(Collected data)
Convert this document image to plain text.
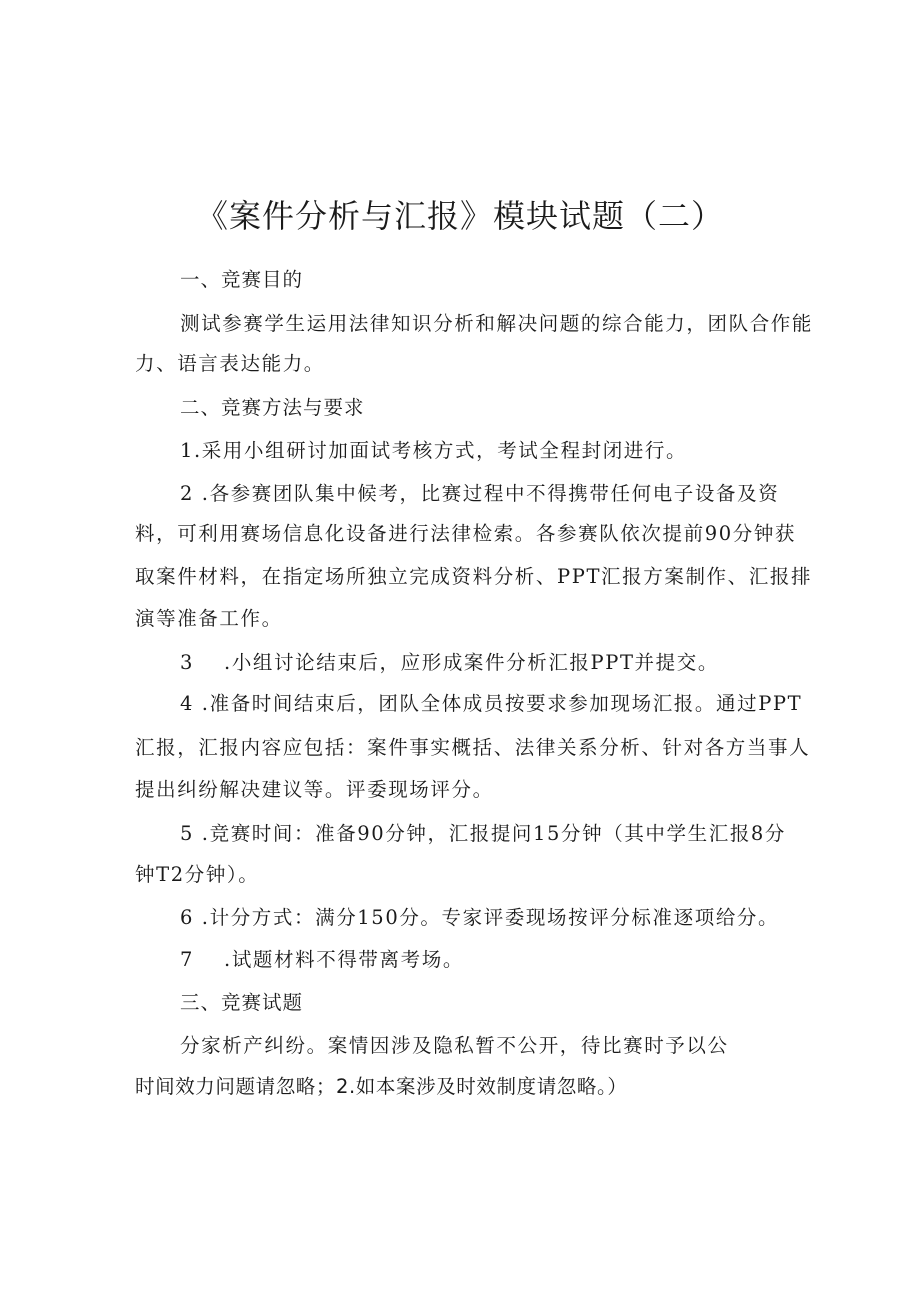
《案件分析与汇报》模块试题（二）
一、竞赛目的
测试参赛学生运用法律知识分析和解决问题的综合能力，团队合作能
力、语言表达能力。
二、竞赛方法与要求
1.采用小组研讨加面试考核方式，考试全程封闭进行。
2 .各参赛团队集中候考，比赛过程中不得携带任何电子设备及资
料，可利用赛场信息化设备进行法律检索。各参赛队依次提前90分钟获
取案件材料，在指定场所独立完成资料分析、PPT汇报方案制作、汇报排
演等准备工作。
3 .小组讨论结束后，应形成案件分析汇报PPT并提交。
4 .准备时间结束后，团队全体成员按要求参加现场汇报。通过PPT
汇报，汇报内容应包括：案件事实概括、法律关系分析、针对各方当事人
提出纠纷解决建议等。评委现场评分。
5 .竞赛时间：准备90分钟，汇报提问15分钟（其中学生汇报8分
钟T2分钟）。
6 .计分方式：满分150分。专家评委现场按评分标准逐项给分。
7 .试题材料不得带离考场。
三、竞赛试题
分家析产纠纷。案情因涉及隐私暂不公开，待比赛时予以公
时间效力问题请忽略；2.如本案涉及时效制度请忽略。）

The exercise: Restate the whole of the material word for word without the pictures.

The response:
Convert this document image to plain text.
《案件分析与汇报》模块试题（二）
一、竞赛目的
测试参赛学生运用法律知识分析和解决问题的综合能力，团队合作能
力、语言表达能力。
二、竞赛方法与要求
1.采用小组研讨加面试考核方式，考试全程封闭进行。
2 .各参赛团队集中候考，比赛过程中不得携带任何电子设备及资
料，可利用赛场信息化设备进行法律检索。各参赛队依次提前90分钟获
取案件材料，在指定场所独立完成资料分析、PPT汇报方案制作、汇报排
演等准备工作。
3 .小组讨论结束后，应形成案件分析汇报PPT并提交。
4 .准备时间结束后，团队全体成员按要求参加现场汇报。通过PPT
汇报，汇报内容应包括：案件事实概括、法律关系分析、针对各方当事人
提出纠纷解决建议等。评委现场评分。
5 .竞赛时间：准备90分钟，汇报提问15分钟（其中学生汇报8分
钟T2分钟）。
6 .计分方式：满分150分。专家评委现场按评分标准逐项给分。
7 .试题材料不得带离考场。
三、竞赛试题
分家析产纠纷。案情因涉及隐私暂不公开，待比赛时予以公
时间效力问题请忽略；2.如本案涉及时效制度请忽略。）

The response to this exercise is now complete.